══ Exercise material ══

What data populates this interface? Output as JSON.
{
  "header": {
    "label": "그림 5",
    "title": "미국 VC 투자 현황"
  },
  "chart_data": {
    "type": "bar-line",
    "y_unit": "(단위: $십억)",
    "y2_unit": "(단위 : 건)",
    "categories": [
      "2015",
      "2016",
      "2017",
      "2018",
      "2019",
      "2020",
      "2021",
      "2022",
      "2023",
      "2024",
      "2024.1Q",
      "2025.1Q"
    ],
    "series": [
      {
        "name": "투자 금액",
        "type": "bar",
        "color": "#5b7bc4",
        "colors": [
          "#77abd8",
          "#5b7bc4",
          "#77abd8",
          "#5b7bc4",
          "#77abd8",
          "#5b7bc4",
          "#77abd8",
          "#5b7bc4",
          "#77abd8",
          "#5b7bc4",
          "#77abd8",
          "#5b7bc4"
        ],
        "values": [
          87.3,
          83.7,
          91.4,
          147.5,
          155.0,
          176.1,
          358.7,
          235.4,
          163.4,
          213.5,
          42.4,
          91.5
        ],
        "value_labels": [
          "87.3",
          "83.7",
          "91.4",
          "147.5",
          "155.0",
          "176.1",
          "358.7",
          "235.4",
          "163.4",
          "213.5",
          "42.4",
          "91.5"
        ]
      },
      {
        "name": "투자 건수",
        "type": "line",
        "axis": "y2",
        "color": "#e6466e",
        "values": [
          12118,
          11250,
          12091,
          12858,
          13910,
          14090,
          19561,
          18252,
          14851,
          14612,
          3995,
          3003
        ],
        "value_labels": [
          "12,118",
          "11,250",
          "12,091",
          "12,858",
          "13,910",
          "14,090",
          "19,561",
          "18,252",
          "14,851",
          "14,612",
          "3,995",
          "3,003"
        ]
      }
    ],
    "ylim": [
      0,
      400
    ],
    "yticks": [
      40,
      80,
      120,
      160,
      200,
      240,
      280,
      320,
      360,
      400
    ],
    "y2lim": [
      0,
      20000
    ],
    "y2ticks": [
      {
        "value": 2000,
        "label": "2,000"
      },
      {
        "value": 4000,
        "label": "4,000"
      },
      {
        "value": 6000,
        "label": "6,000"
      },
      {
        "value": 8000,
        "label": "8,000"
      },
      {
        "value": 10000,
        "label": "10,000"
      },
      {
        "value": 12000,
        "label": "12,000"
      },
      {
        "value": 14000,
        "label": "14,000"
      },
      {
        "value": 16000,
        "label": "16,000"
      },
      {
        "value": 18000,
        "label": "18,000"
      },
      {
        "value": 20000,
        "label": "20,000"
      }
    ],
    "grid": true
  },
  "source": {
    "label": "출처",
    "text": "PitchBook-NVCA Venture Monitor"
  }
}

═══

Go through the listing and copy all of it exactly.

What data populates this interface? Output as JSON.
{
  "header": {
    "label": "그림 5",
    "title": "미국 VC 투자 현황"
  },
  "chart_data": {
    "type": "bar-line",
    "y_unit": "(단위: $십억)",
    "y2_unit": "(단위 : 건)",
    "categories": [
      "2015",
      "2016",
      "2017",
      "2018",
      "2019",
      "2020",
      "2021",
      "2022",
      "2023",
      "2024",
      "2024.1Q",
      "2025.1Q"
    ],
    "series": [
      {
        "name": "투자 금액",
        "type": "bar",
        "color": "#5b7bc4",
        "colors": [
          "#77abd8",
          "#5b7bc4",
          "#77abd8",
          "#5b7bc4",
          "#77abd8",
          "#5b7bc4",
          "#77abd8",
          "#5b7bc4",
          "#77abd8",
          "#5b7bc4",
          "#77abd8",
          "#5b7bc4"
        ],
        "values": [
          87.3,
          83.7,
          91.4,
          147.5,
          155.0,
          176.1,
          358.7,
          235.4,
          163.4,
          213.5,
          42.4,
          91.5
        ],
        "value_labels": [
          "87.3",
          "83.7",
          "91.4",
          "147.5",
          "155.0",
          "176.1",
          "358.7",
          "235.4",
          "163.4",
          "213.5",
          "42.4",
          "91.5"
        ]
      },
      {
        "name": "투자 건수",
        "type": "line",
        "axis": "y2",
        "color": "#e6466e",
        "values": [
          12118,
          11250,
          12091,
          12858,
          13910,
          14090,
          19561,
          18252,
          14851,
          14612,
          3995,
          3003
        ],
        "value_labels": [
          "12,118",
          "11,250",
          "12,091",
          "12,858",
          "13,910",
          "14,090",
          "19,561",
          "18,252",
          "14,851",
          "14,612",
          "3,995",
          "3,003"
        ]
      }
    ],
    "ylim": [
      0,
      400
    ],
    "yticks": [
      40,
      80,
      120,
      160,
      200,
      240,
      280,
      320,
      360,
      400
    ],
    "y2lim": [
      0,
      20000
    ],
    "y2ticks": [
      {
        "value": 2000,
        "label": "2,000"
      },
      {
        "value": 4000,
        "label": "4,000"
      },
      {
        "value": 6000,
        "label": "6,000"
      },
      {
        "value": 8000,
        "label": "8,000"
      },
      {
        "value": 10000,
        "label": "10,000"
      },
      {
        "value": 12000,
        "label": "12,000"
      },
      {
        "value": 14000,
        "label": "14,000"
      },
      {
        "value": 16000,
        "label": "16,000"
      },
      {
        "value": 18000,
        "label": "18,000"
      },
      {
        "value": 20000,
        "label": "20,000"
      }
    ],
    "grid": true
  },
  "source": {
    "label": "출처",
    "text": "PitchBook-NVCA Venture Monitor"
  }
}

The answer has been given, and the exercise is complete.